SET EXERCISE:
Give the data again exactly as written, skipping any pictures.

LISTED ENTRIES:
━━━━

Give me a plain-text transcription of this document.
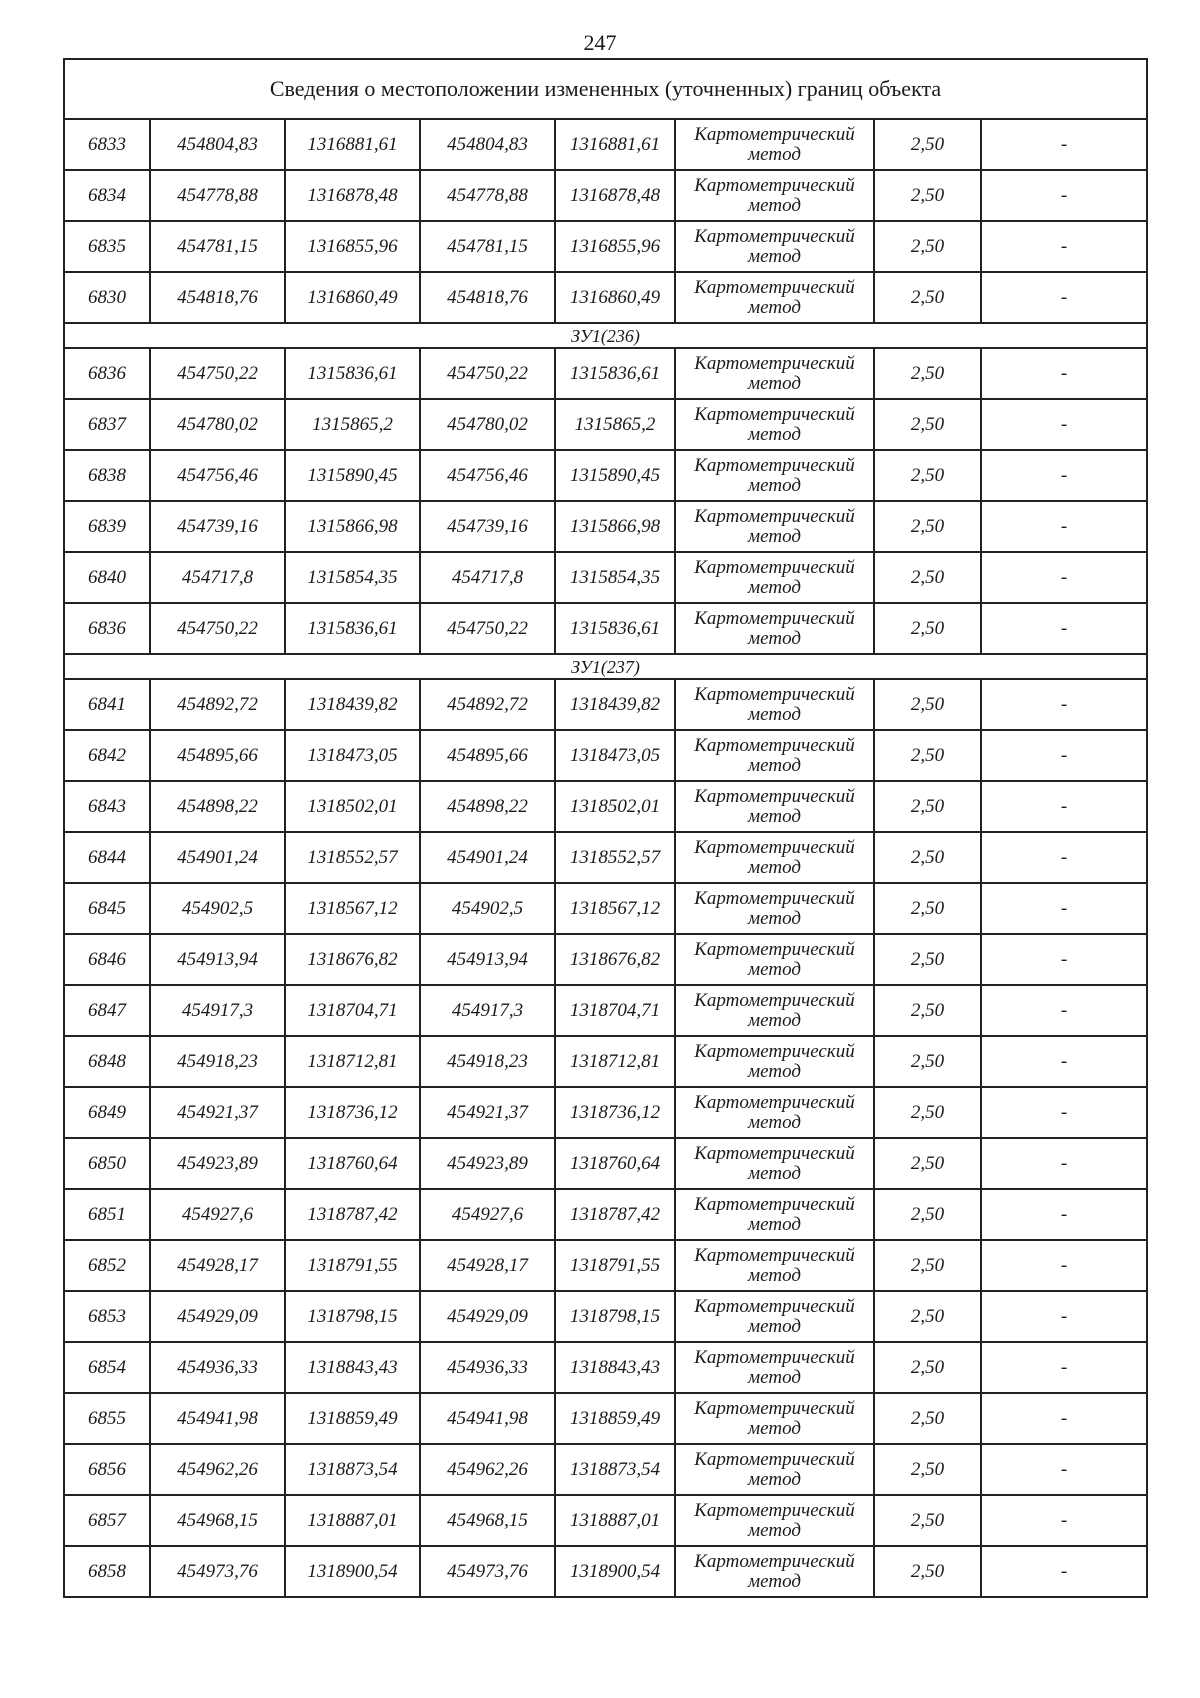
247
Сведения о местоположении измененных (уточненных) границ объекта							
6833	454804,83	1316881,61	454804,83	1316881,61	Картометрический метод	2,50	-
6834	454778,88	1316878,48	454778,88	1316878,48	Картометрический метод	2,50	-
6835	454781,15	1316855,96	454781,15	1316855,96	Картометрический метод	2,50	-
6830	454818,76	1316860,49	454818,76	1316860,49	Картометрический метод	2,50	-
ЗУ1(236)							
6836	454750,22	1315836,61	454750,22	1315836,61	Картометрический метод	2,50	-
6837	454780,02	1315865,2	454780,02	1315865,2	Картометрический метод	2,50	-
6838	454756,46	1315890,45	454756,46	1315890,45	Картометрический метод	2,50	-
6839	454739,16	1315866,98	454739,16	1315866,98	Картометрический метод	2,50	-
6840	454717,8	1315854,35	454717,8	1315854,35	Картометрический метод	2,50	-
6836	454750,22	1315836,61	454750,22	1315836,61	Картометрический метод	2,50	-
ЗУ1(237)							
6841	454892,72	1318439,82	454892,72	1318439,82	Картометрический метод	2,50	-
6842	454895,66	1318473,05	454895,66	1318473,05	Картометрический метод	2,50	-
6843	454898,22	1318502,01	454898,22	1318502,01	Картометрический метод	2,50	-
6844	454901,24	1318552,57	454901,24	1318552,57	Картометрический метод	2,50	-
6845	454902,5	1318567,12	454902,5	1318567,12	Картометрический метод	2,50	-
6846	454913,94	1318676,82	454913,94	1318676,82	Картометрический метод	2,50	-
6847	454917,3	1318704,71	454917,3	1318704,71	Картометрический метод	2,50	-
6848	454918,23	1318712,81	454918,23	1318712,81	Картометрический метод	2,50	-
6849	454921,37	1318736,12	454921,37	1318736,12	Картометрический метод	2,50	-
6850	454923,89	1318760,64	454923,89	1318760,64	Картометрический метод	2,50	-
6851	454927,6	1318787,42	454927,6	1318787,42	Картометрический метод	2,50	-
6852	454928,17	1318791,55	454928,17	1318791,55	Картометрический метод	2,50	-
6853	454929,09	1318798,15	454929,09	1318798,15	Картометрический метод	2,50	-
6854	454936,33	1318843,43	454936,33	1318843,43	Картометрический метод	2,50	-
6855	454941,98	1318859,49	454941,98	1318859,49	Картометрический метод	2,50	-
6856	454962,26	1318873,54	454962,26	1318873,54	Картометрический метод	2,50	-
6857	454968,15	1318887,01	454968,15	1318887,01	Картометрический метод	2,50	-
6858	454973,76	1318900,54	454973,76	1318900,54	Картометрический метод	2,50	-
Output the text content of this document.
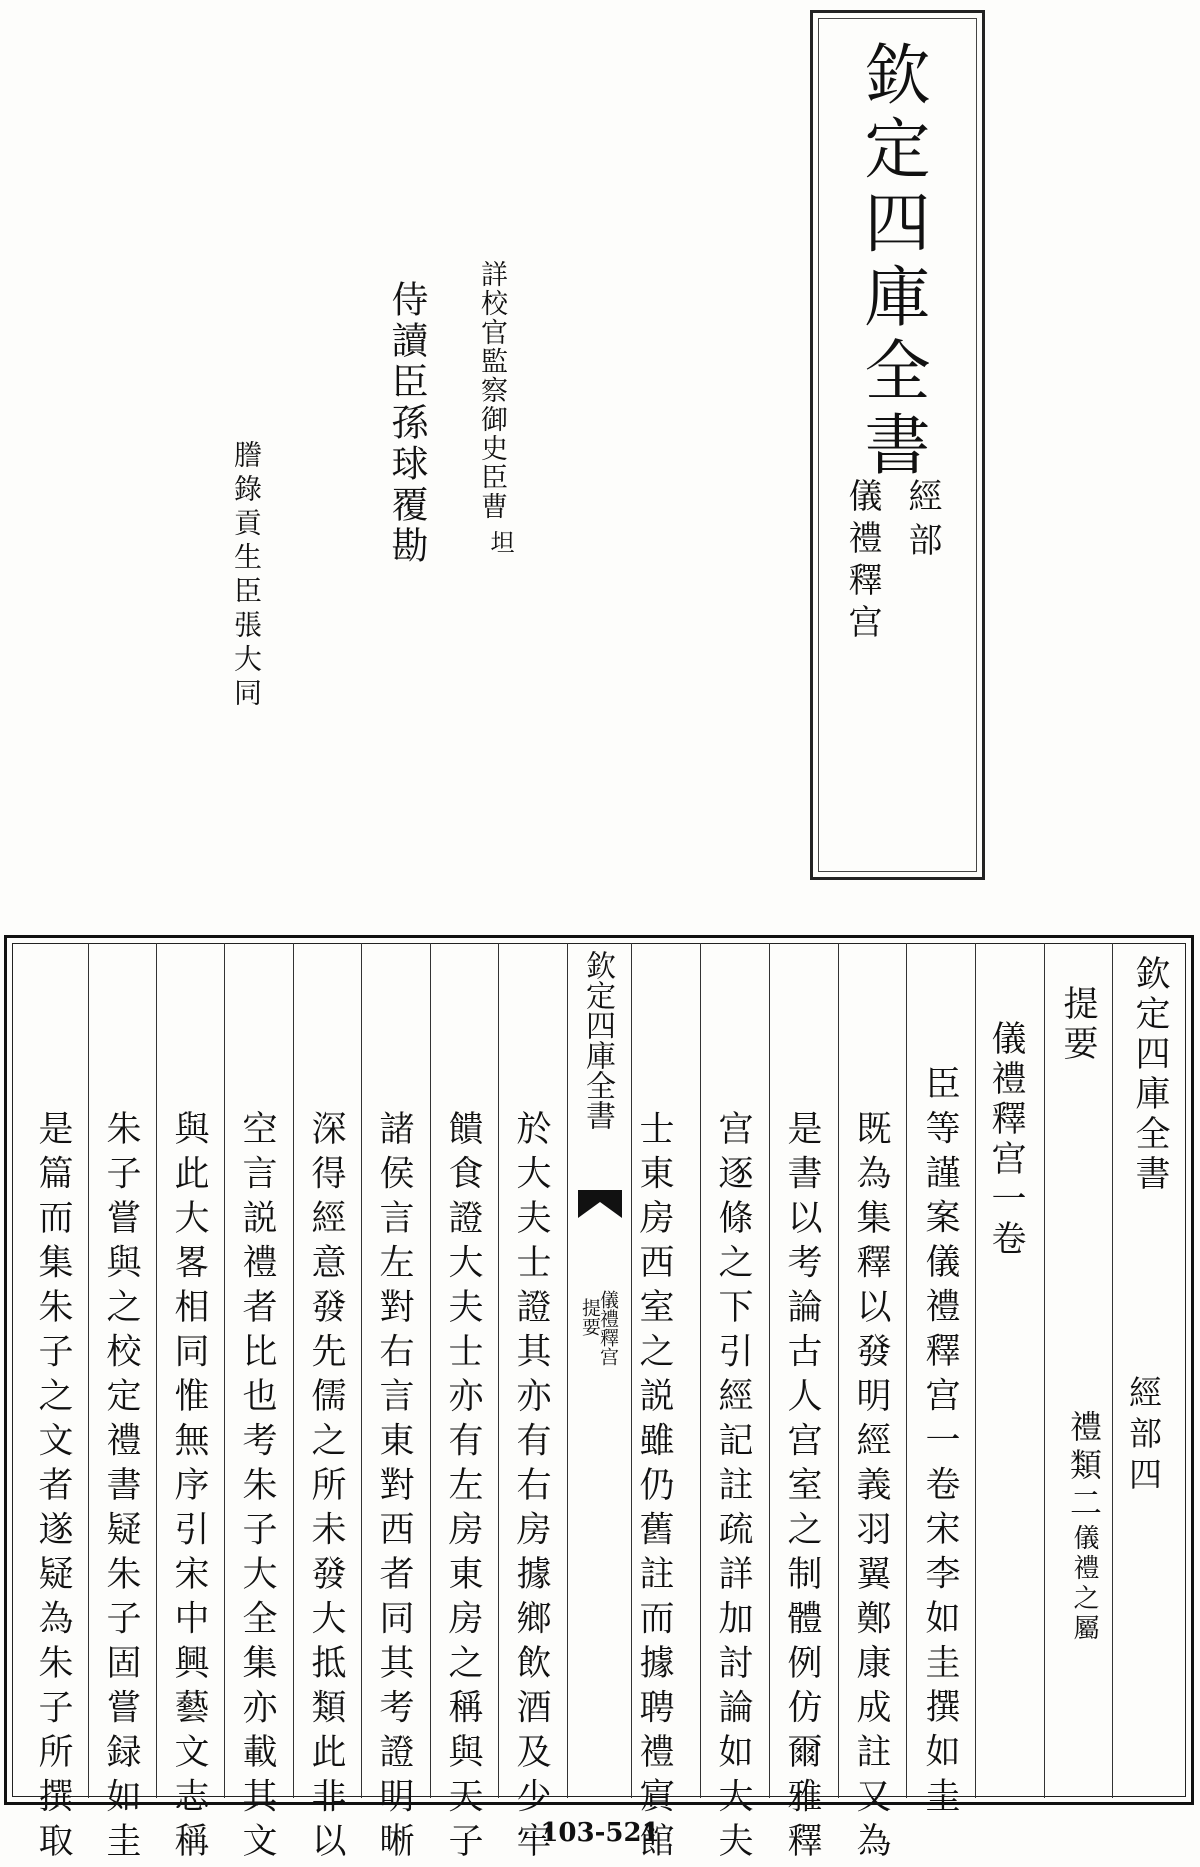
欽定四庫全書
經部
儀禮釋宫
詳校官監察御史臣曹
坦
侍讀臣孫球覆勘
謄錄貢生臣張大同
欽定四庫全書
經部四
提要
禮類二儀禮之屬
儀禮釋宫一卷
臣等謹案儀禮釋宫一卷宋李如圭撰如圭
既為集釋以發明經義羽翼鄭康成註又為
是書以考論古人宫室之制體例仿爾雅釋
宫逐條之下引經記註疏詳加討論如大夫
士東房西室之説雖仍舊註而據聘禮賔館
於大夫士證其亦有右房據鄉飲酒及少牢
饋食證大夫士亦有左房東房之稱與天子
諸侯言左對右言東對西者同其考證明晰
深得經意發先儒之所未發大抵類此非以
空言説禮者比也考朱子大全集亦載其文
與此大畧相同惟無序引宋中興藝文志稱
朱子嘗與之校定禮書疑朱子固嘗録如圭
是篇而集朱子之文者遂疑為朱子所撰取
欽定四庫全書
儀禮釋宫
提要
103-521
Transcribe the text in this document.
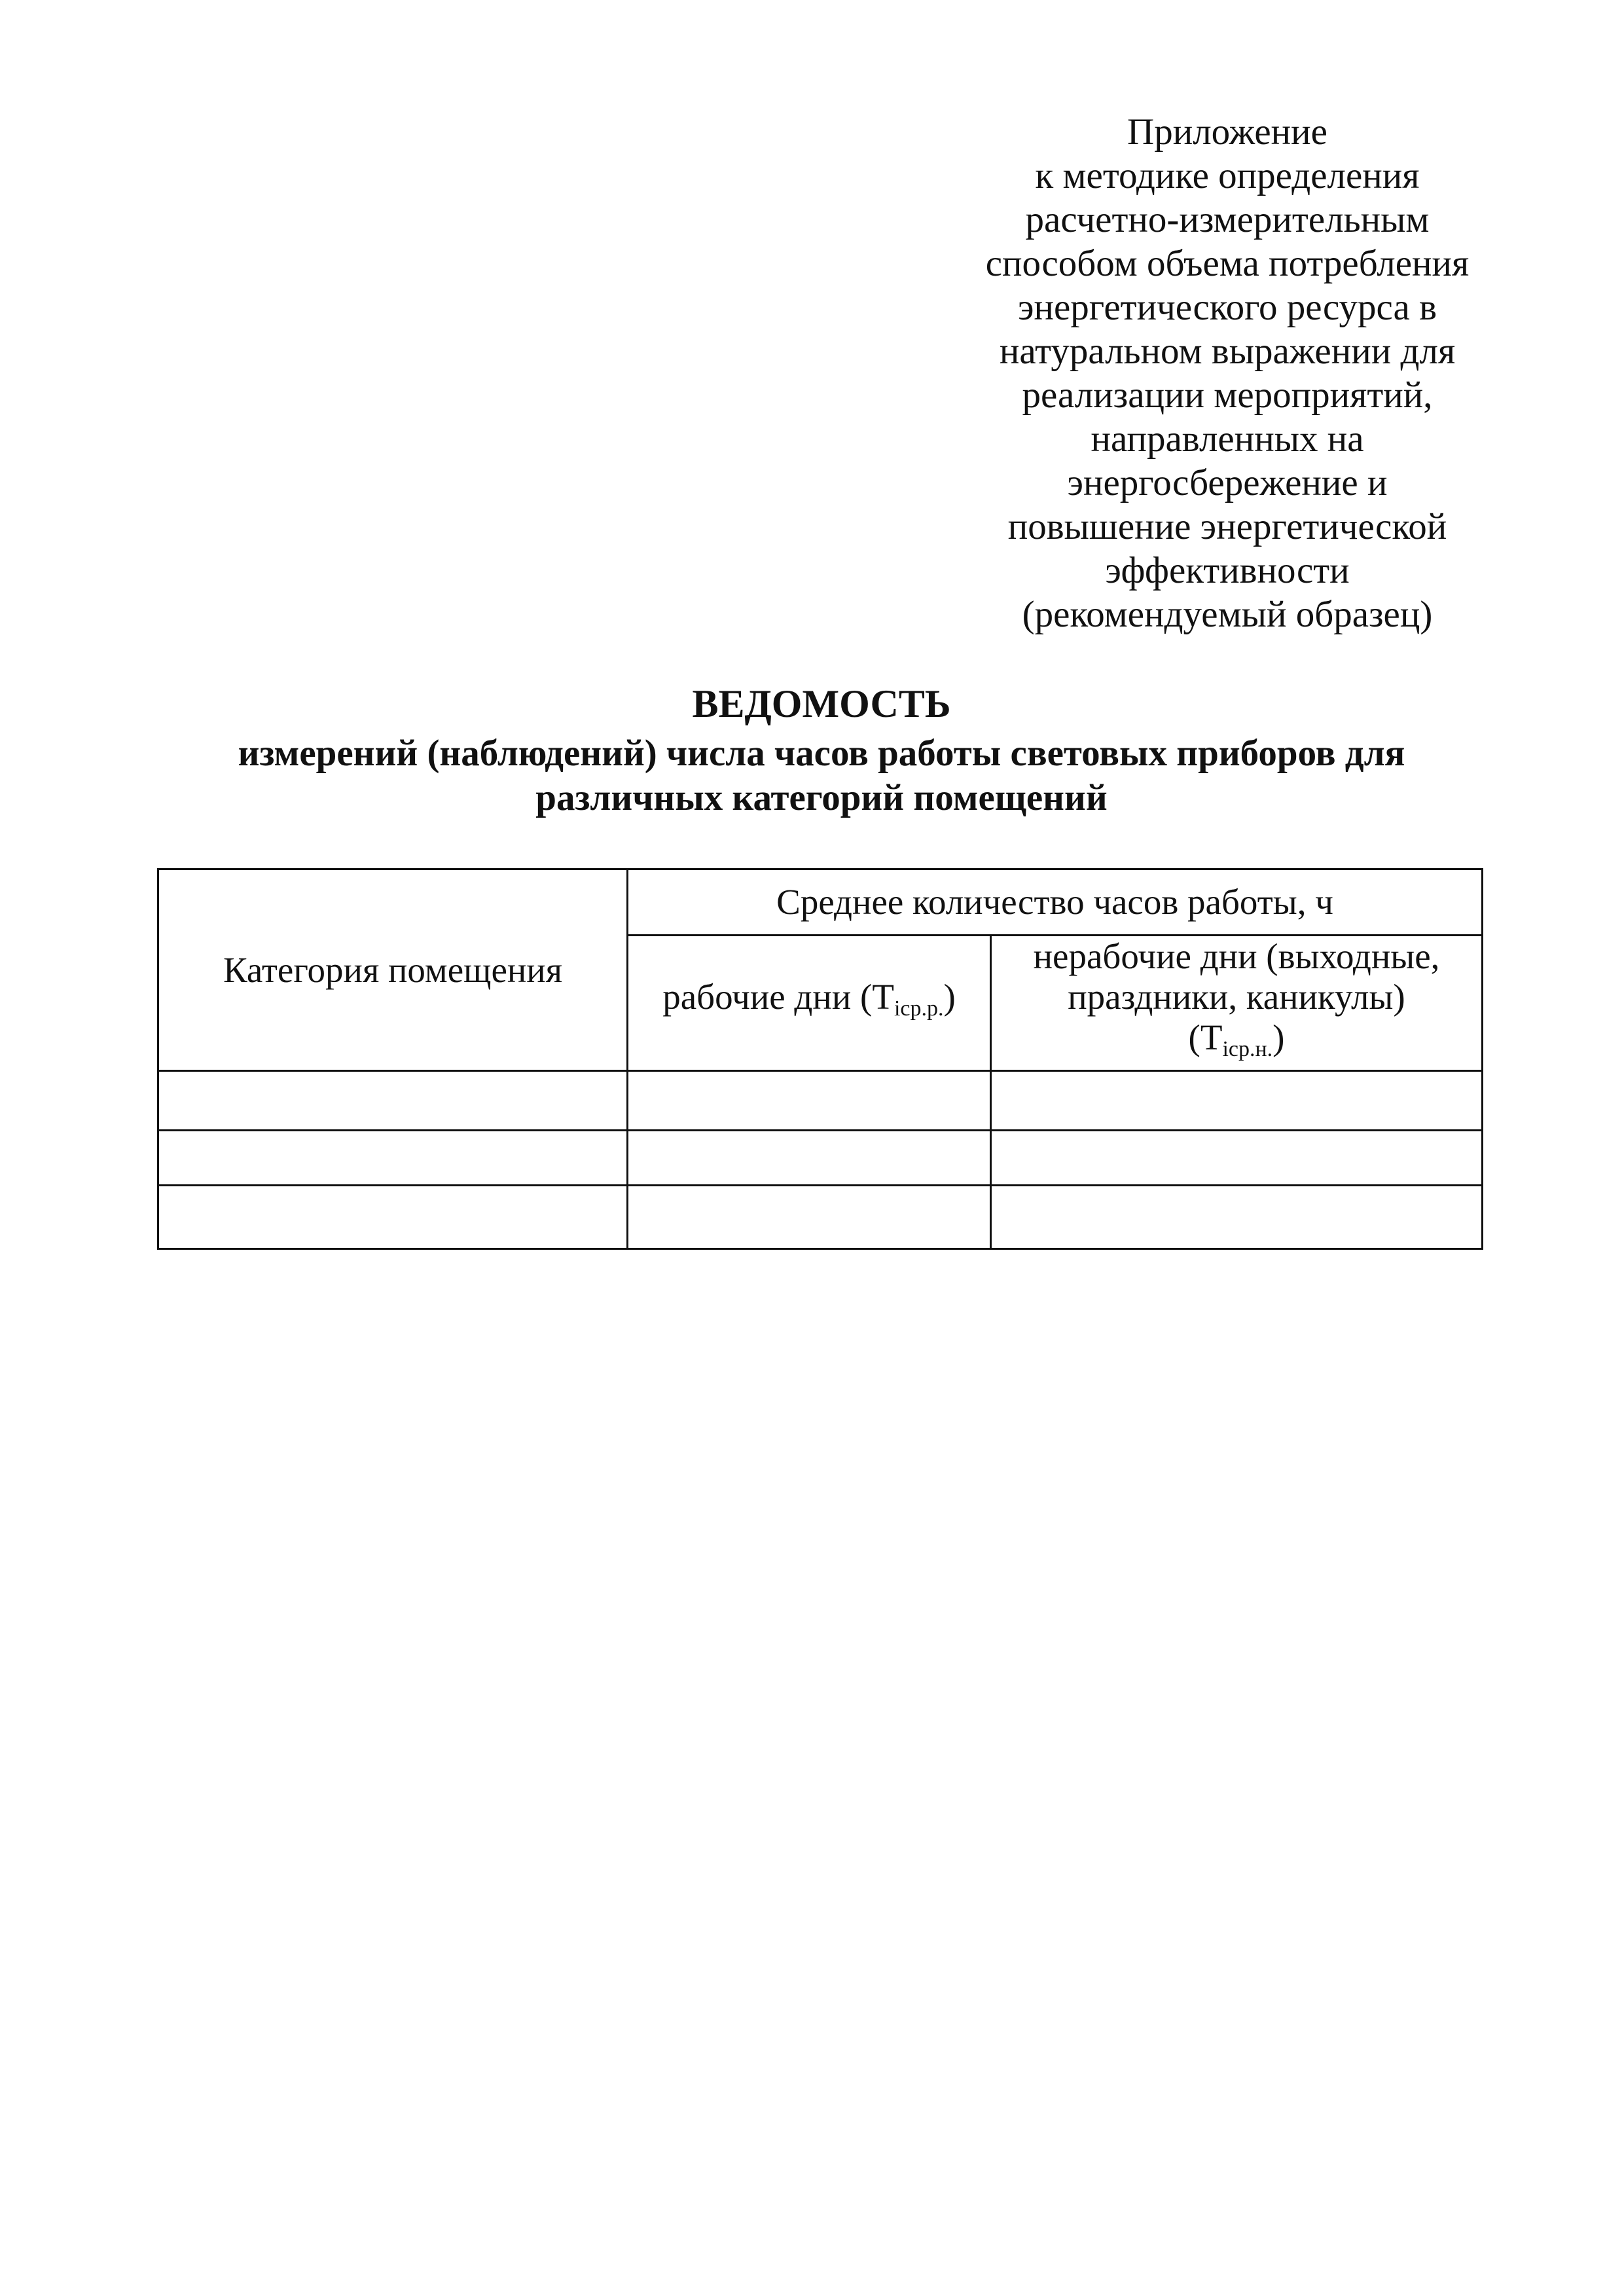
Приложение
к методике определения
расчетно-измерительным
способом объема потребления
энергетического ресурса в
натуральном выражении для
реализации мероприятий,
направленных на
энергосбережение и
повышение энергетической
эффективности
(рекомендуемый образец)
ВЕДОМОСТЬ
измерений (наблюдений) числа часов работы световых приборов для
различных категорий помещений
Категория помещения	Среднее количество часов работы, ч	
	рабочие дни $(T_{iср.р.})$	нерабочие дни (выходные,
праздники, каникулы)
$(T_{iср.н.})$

━━━━

SOLUTION FOR THIS TASK:
Give me a plain-text transcription of this document.
247
Сведения о местоположении измененных (уточненных) границ объекта							
6833	454804,83	1316881,61	454804,83	1316881,61	Картометрический метод	2,50	-
6834	454778,88	1316878,48	454778,88	1316878,48	Картометрический метод	2,50	-
6835	454781,15	1316855,96	454781,15	1316855,96	Картометрический метод	2,50	-
6830	454818,76	1316860,49	454818,76	1316860,49	Картометрический метод	2,50	-
ЗУ1(236)							
6836	454750,22	1315836,61	454750,22	1315836,61	Картометрический метод	2,50	-
6837	454780,02	1315865,2	454780,02	1315865,2	Картометрический метод	2,50	-
6838	454756,46	1315890,45	454756,46	1315890,45	Картометрический метод	2,50	-
6839	454739,16	1315866,98	454739,16	1315866,98	Картометрический метод	2,50	-
6840	454717,8	1315854,35	454717,8	1315854,35	Картометрический метод	2,50	-
6836	454750,22	1315836,61	454750,22	1315836,61	Картометрический метод	2,50	-
ЗУ1(237)							
6841	454892,72	1318439,82	454892,72	1318439,82	Картометрический метод	2,50	-
6842	454895,66	1318473,05	454895,66	1318473,05	Картометрический метод	2,50	-
6843	454898,22	1318502,01	454898,22	1318502,01	Картометрический метод	2,50	-
6844	454901,24	1318552,57	454901,24	1318552,57	Картометрический метод	2,50	-
6845	454902,5	1318567,12	454902,5	1318567,12	Картометрический метод	2,50	-
6846	454913,94	1318676,82	454913,94	1318676,82	Картометрический метод	2,50	-
6847	454917,3	1318704,71	454917,3	1318704,71	Картометрический метод	2,50	-
6848	454918,23	1318712,81	454918,23	1318712,81	Картометрический метод	2,50	-
6849	454921,37	1318736,12	454921,37	1318736,12	Картометрический метод	2,50	-
6850	454923,89	1318760,64	454923,89	1318760,64	Картометрический метод	2,50	-
6851	454927,6	1318787,42	454927,6	1318787,42	Картометрический метод	2,50	-
6852	454928,17	1318791,55	454928,17	1318791,55	Картометрический метод	2,50	-
6853	454929,09	1318798,15	454929,09	1318798,15	Картометрический метод	2,50	-
6854	454936,33	1318843,43	454936,33	1318843,43	Картометрический метод	2,50	-
6855	454941,98	1318859,49	454941,98	1318859,49	Картометрический метод	2,50	-
6856	454962,26	1318873,54	454962,26	1318873,54	Картометрический метод	2,50	-
6857	454968,15	1318887,01	454968,15	1318887,01	Картометрический метод	2,50	-
6858	454973,76	1318900,54	454973,76	1318900,54	Картометрический метод	2,50	-
Output the text content of this document.
欽定四庫全書
經部
儀禮釋宫
詳校官監察御史臣曹
坦
侍讀臣孫球覆勘
謄錄貢生臣張大同
欽定四庫全書
經部四
提要
禮類二儀禮之屬
儀禮釋宫一卷
臣等謹案儀禮釋宫一卷宋李如圭撰如圭
既為集釋以發明經義羽翼鄭康成註又為
是書以考論古人宫室之制體例仿爾雅釋
宫逐條之下引經記註疏詳加討論如大夫
士東房西室之説雖仍舊註而據聘禮賔館
於大夫士證其亦有右房據鄉飲酒及少牢
饋食證大夫士亦有左房東房之稱與天子
諸侯言左對右言東對西者同其考證明晰
深得經意發先儒之所未發大抵類此非以
空言説禮者比也考朱子大全集亦載其文
與此大畧相同惟無序引宋中興藝文志稱
朱子嘗與之校定禮書疑朱子固嘗録如圭
是篇而集朱子之文者遂疑為朱子所撰取
欽定四庫全書
儀禮釋宫
提要
103-521
Transcribe the text in this document.
Приложение
к методике определения
расчетно-измерительным
способом объема потребления
энергетического ресурса в
натуральном выражении для
реализации мероприятий,
направленных на
энергосбережение и
повышение энергетической
эффективности
(рекомендуемый образец)
ВЕДОМОСТЬ
измерений (наблюдений) числа часов работы световых приборов для
различных категорий помещений
Категория помещения	Среднее количество часов работы, ч	
	рабочие дни $(T_{iср.р.})$	нерабочие дни (выходные,
праздники, каникулы)
$(T_{iср.н.})$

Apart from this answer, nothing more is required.